Copy the lines holding the word "intake", all of them.

################

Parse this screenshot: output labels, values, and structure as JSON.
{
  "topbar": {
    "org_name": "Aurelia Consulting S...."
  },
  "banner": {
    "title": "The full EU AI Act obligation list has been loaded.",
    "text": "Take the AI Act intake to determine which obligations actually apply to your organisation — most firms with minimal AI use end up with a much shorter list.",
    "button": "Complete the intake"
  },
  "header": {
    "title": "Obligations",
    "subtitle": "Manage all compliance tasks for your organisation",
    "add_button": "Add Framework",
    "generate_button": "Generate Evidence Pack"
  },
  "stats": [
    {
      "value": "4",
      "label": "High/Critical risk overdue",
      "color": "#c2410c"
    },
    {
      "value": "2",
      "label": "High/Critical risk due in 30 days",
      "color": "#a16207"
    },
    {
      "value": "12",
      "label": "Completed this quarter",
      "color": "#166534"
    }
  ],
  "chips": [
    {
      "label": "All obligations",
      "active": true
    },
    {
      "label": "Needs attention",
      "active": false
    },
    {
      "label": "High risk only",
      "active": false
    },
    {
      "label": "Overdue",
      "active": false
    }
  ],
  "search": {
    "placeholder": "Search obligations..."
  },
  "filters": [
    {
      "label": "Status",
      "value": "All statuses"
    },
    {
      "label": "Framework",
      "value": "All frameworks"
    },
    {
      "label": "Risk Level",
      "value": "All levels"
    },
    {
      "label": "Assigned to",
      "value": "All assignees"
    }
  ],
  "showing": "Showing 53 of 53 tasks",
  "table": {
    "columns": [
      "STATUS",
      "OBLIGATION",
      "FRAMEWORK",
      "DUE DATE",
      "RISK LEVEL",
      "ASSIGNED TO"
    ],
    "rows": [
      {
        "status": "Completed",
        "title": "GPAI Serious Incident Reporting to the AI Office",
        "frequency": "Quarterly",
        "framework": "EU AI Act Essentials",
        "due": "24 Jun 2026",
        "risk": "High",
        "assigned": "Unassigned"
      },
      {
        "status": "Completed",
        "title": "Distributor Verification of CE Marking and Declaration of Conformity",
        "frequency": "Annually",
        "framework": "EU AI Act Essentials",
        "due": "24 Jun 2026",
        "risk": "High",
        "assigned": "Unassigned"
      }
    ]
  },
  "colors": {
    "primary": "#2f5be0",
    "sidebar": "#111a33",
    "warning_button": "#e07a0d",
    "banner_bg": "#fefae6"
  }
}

################

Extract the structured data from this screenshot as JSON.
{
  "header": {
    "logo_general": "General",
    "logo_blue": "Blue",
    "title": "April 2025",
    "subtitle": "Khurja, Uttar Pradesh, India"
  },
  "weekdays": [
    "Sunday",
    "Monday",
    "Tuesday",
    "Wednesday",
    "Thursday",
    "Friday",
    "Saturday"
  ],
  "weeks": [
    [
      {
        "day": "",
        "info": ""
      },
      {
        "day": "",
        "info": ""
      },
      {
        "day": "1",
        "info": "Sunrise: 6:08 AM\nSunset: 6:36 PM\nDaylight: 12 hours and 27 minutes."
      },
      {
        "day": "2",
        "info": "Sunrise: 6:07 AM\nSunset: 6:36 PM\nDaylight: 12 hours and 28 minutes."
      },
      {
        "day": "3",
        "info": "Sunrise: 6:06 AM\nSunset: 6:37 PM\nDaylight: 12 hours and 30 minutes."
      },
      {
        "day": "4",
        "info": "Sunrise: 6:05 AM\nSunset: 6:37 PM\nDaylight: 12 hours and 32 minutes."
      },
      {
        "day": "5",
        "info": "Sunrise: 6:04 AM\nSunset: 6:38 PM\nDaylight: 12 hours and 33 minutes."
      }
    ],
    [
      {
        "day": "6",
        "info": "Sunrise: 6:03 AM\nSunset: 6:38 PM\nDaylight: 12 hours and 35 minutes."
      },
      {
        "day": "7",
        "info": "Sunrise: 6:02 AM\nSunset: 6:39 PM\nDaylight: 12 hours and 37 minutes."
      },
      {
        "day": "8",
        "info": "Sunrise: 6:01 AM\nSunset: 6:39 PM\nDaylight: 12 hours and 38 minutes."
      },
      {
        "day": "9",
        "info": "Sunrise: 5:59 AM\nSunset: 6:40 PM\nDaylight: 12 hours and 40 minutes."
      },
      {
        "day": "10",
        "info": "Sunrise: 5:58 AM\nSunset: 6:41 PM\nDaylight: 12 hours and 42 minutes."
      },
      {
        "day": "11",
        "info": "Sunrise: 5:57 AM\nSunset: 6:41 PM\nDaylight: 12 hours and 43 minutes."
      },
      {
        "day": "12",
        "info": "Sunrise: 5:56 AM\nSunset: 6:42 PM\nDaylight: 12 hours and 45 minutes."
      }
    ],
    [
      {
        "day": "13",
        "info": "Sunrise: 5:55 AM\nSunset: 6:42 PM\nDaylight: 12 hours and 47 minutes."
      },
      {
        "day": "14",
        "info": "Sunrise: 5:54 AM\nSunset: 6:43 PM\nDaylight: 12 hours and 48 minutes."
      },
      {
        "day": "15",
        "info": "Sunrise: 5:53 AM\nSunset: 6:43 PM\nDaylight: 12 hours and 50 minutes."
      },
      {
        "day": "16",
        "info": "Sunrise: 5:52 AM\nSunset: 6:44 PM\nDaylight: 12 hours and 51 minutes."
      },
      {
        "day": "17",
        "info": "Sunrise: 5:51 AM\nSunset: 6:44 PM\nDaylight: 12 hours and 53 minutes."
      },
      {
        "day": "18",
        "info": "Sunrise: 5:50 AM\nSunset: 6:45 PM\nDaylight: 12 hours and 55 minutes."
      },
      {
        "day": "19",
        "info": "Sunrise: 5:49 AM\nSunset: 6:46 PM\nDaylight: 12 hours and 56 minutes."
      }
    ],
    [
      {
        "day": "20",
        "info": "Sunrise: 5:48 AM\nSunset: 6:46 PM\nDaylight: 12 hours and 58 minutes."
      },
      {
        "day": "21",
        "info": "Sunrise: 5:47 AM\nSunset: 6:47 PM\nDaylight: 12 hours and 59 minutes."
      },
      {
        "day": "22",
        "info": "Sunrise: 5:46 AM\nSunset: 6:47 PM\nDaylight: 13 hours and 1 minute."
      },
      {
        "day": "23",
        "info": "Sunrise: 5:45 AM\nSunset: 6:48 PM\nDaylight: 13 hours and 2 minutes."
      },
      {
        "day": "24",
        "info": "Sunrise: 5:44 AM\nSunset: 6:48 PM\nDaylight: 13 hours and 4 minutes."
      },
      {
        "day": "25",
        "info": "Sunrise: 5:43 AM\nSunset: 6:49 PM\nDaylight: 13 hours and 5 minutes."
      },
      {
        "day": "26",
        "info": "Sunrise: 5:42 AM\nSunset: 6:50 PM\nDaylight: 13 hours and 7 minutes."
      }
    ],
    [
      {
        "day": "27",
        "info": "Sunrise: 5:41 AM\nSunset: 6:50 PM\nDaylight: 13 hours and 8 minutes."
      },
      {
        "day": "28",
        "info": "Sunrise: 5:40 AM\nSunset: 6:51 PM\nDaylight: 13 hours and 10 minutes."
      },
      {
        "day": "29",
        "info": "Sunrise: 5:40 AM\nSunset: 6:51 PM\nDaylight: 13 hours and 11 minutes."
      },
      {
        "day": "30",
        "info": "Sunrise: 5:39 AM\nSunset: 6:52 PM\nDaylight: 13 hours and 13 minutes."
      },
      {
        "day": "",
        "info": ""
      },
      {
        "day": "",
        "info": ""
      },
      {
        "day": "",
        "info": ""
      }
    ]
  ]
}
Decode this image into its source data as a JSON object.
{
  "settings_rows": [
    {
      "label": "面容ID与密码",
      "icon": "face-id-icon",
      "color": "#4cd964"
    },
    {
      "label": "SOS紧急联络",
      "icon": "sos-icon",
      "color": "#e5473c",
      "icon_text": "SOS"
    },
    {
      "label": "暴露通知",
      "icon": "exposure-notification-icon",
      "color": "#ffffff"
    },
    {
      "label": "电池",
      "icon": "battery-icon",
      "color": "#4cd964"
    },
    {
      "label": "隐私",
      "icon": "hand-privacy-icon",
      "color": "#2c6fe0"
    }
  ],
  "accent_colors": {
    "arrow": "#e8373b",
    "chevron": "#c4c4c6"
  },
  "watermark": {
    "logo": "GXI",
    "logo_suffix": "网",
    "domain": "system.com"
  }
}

################

▸ **RESPONSE TO THE EXERCISE**:
    "text": "Take the AI Act intake to determine which obligations actually apply to your organisation — most firms with minimal AI use end up with a much shorter list.",
    "button": "Complete the intake"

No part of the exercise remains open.